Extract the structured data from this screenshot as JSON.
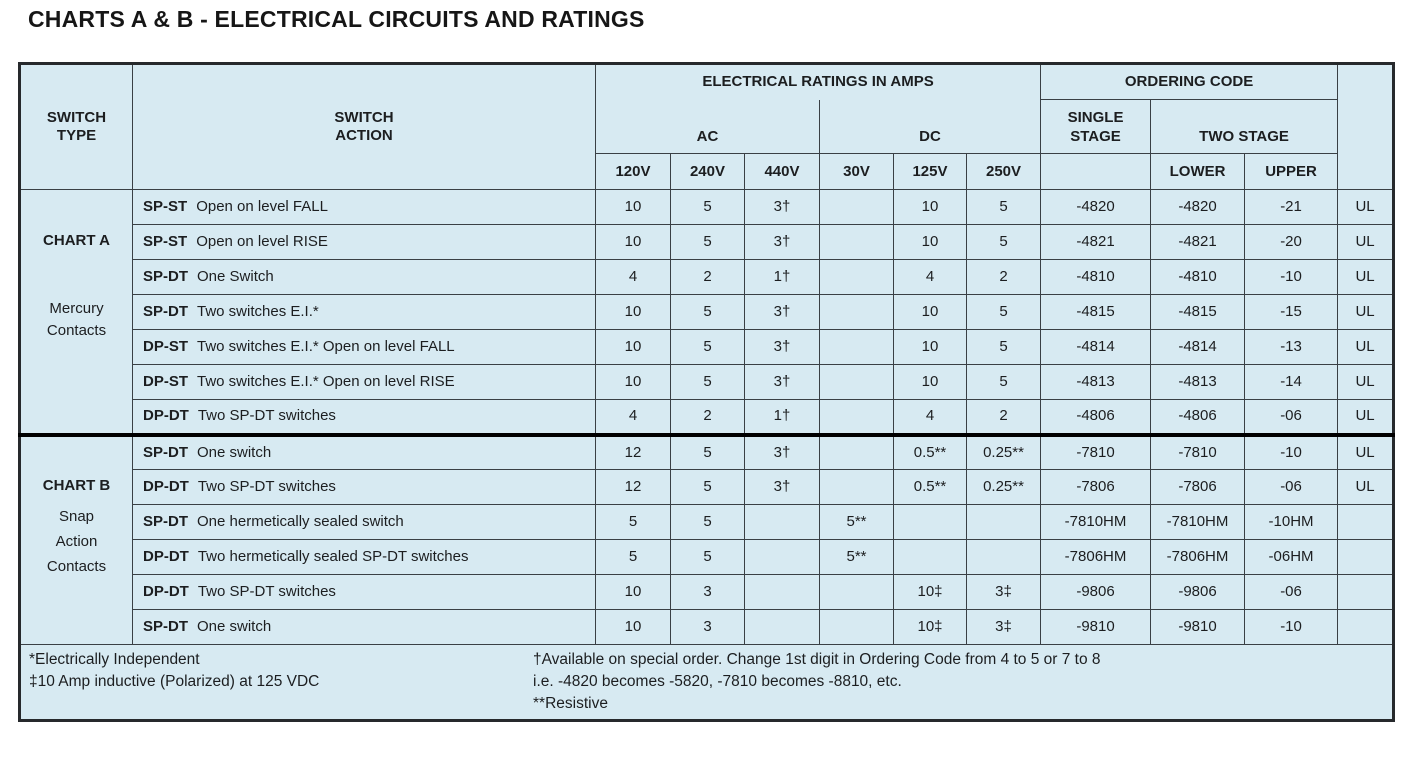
{
  "page_title": "CHARTS A & B - ELECTRICAL CIRCUITS AND RATINGS",
  "colors": {
    "table_bg": "#d7eaf2",
    "grid_line": "#3a4045",
    "outer_border": "#26292c",
    "section_divider": "#000000",
    "text": "#1c1e20"
  },
  "header": {
    "switch_type": "SWITCH\nTYPE",
    "switch_action": "SWITCH\nACTION",
    "electrical_ratings": "ELECTRICAL RATINGS IN AMPS",
    "ordering_code": "ORDERING CODE",
    "ac": "AC",
    "dc": "DC",
    "single_stage": "SINGLE\nSTAGE",
    "two_stage": "TWO STAGE",
    "lower": "LOWER",
    "upper": "UPPER",
    "voltages": [
      "120V",
      "240V",
      "440V",
      "30V",
      "125V",
      "250V"
    ]
  },
  "sections": [
    {
      "name": "CHART A",
      "subtitle": "Mercury\nContacts",
      "rows": [
        {
          "code": "SP-ST",
          "action": "Open on level FALL",
          "values": [
            "10",
            "5",
            "3†",
            "",
            "10",
            "5",
            "-4820",
            "-4820",
            "-21"
          ],
          "ul": "UL"
        },
        {
          "code": "SP-ST",
          "action": "Open on level RISE",
          "values": [
            "10",
            "5",
            "3†",
            "",
            "10",
            "5",
            "-4821",
            "-4821",
            "-20"
          ],
          "ul": "UL"
        },
        {
          "code": "SP-DT",
          "action": "One Switch",
          "values": [
            "4",
            "2",
            "1†",
            "",
            "4",
            "2",
            "-4810",
            "-4810",
            "-10"
          ],
          "ul": "UL"
        },
        {
          "code": "SP-DT",
          "action": "Two switches E.I.*",
          "values": [
            "10",
            "5",
            "3†",
            "",
            "10",
            "5",
            "-4815",
            "-4815",
            "-15"
          ],
          "ul": "UL"
        },
        {
          "code": "DP-ST",
          "action": "Two switches E.I.* Open on level FALL",
          "values": [
            "10",
            "5",
            "3†",
            "",
            "10",
            "5",
            "-4814",
            "-4814",
            "-13"
          ],
          "ul": "UL"
        },
        {
          "code": "DP-ST",
          "action": "Two switches E.I.* Open on level RISE",
          "values": [
            "10",
            "5",
            "3†",
            "",
            "10",
            "5",
            "-4813",
            "-4813",
            "-14"
          ],
          "ul": "UL"
        },
        {
          "code": "DP-DT",
          "action": "Two SP-DT switches",
          "values": [
            "4",
            "2",
            "1†",
            "",
            "4",
            "2",
            "-4806",
            "-4806",
            "-06"
          ],
          "ul": "UL"
        }
      ]
    },
    {
      "name": "CHART B",
      "subtitle": "Snap\nAction\nContacts",
      "rows": [
        {
          "code": "SP-DT",
          "action": "One switch",
          "values": [
            "12",
            "5",
            "3†",
            "",
            "0.5**",
            "0.25**",
            "-7810",
            "-7810",
            "-10"
          ],
          "ul": "UL"
        },
        {
          "code": "DP-DT",
          "action": "Two SP-DT switches",
          "values": [
            "12",
            "5",
            "3†",
            "",
            "0.5**",
            "0.25**",
            "-7806",
            "-7806",
            "-06"
          ],
          "ul": "UL"
        },
        {
          "code": "SP-DT",
          "action": "One hermetically sealed switch",
          "values": [
            "5",
            "5",
            "",
            "5**",
            "",
            "",
            "-7810HM",
            "-7810HM",
            "-10HM"
          ],
          "ul": ""
        },
        {
          "code": "DP-DT",
          "action": "Two hermetically sealed SP-DT switches",
          "values": [
            "5",
            "5",
            "",
            "5**",
            "",
            "",
            "-7806HM",
            "-7806HM",
            "-06HM"
          ],
          "ul": ""
        },
        {
          "code": "DP-DT",
          "action": "Two SP-DT switches",
          "values": [
            "10",
            "3",
            "",
            "",
            "10‡",
            "3‡",
            "-9806",
            "-9806",
            "-06"
          ],
          "ul": ""
        },
        {
          "code": "SP-DT",
          "action": "One switch",
          "values": [
            "10",
            "3",
            "",
            "",
            "10‡",
            "3‡",
            "-9810",
            "-9810",
            "-10"
          ],
          "ul": ""
        }
      ]
    }
  ],
  "footnotes": {
    "left": "*Electrically Independent\n‡10 Amp inductive (Polarized) at 125 VDC",
    "right": "†Available on special order. Change 1st digit in Ordering Code from 4 to 5 or 7 to 8\ni.e. -4820 becomes -5820, -7810 becomes -8810, etc.\n**Resistive"
  }
}
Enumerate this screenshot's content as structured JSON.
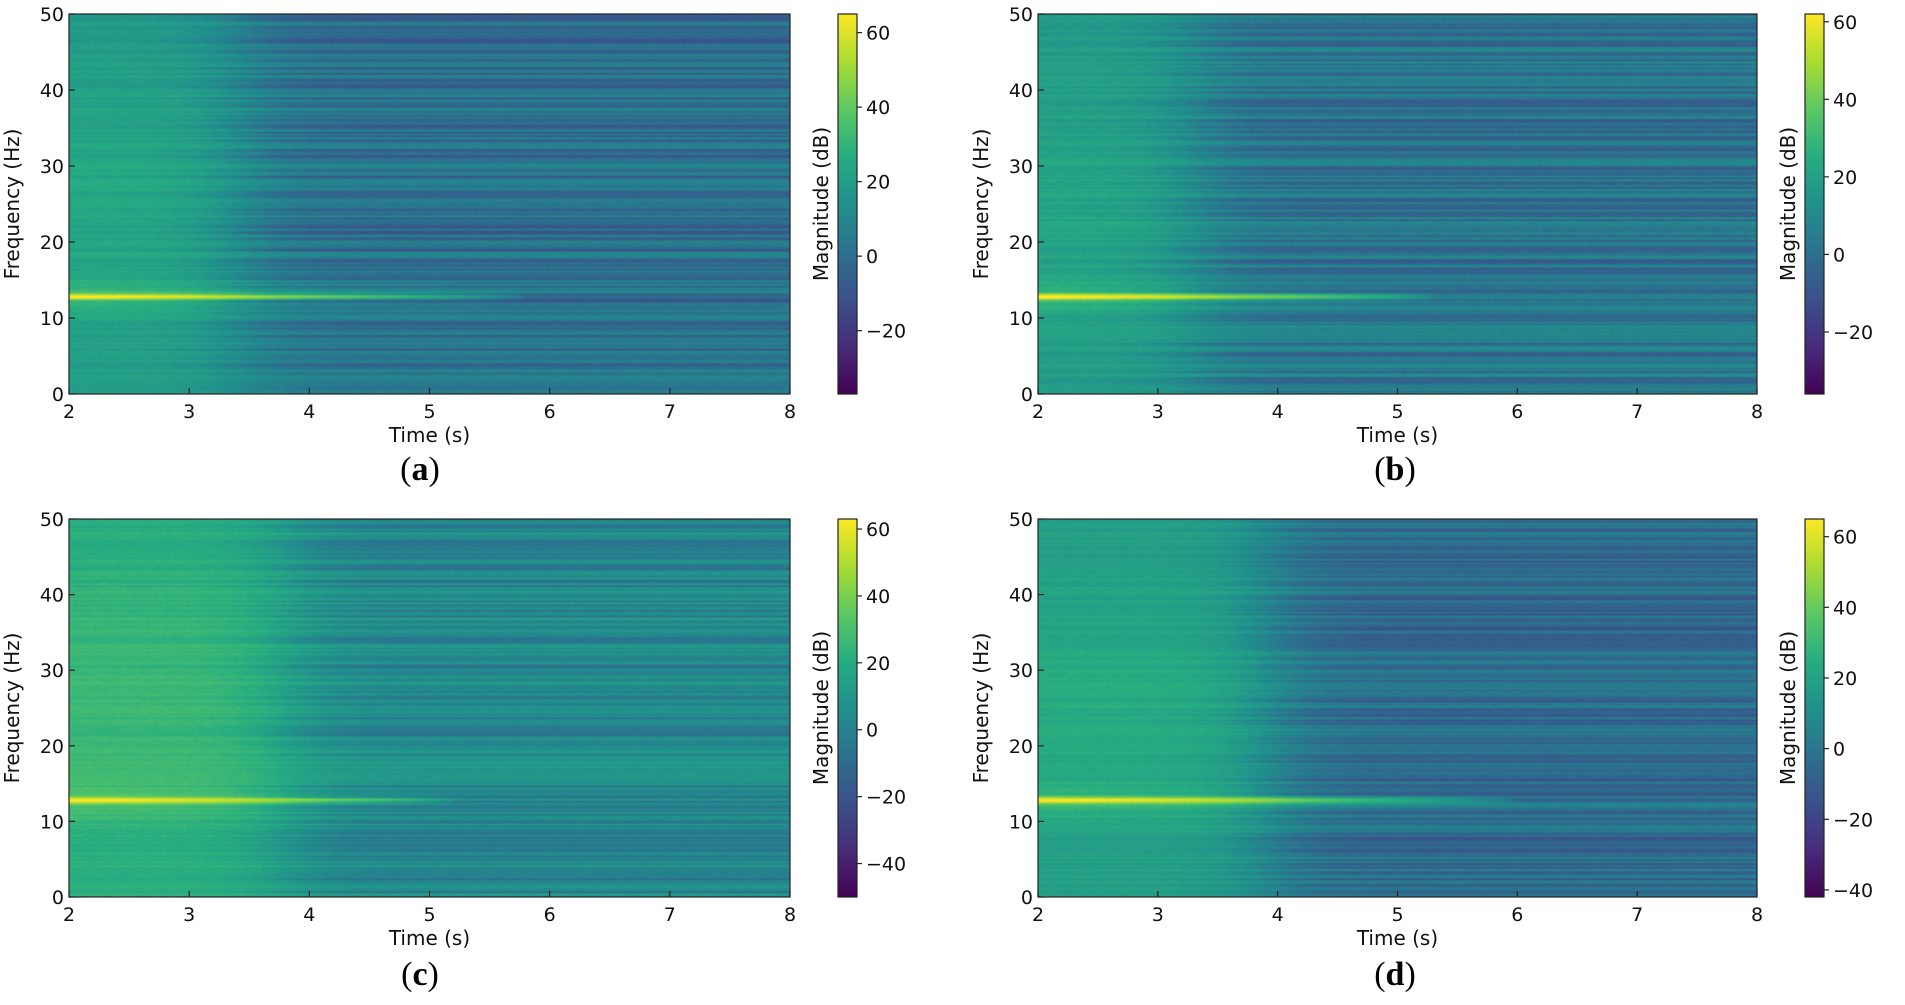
__________________________________________________
List each line in the listing that contains the string "level".

          "action": "Open on level FALL",
          "action": "Open on level RISE",
          "action": "Two switches E.I.* Open on level FALL",
          "action": "Two switches E.I.* Open on level RISE",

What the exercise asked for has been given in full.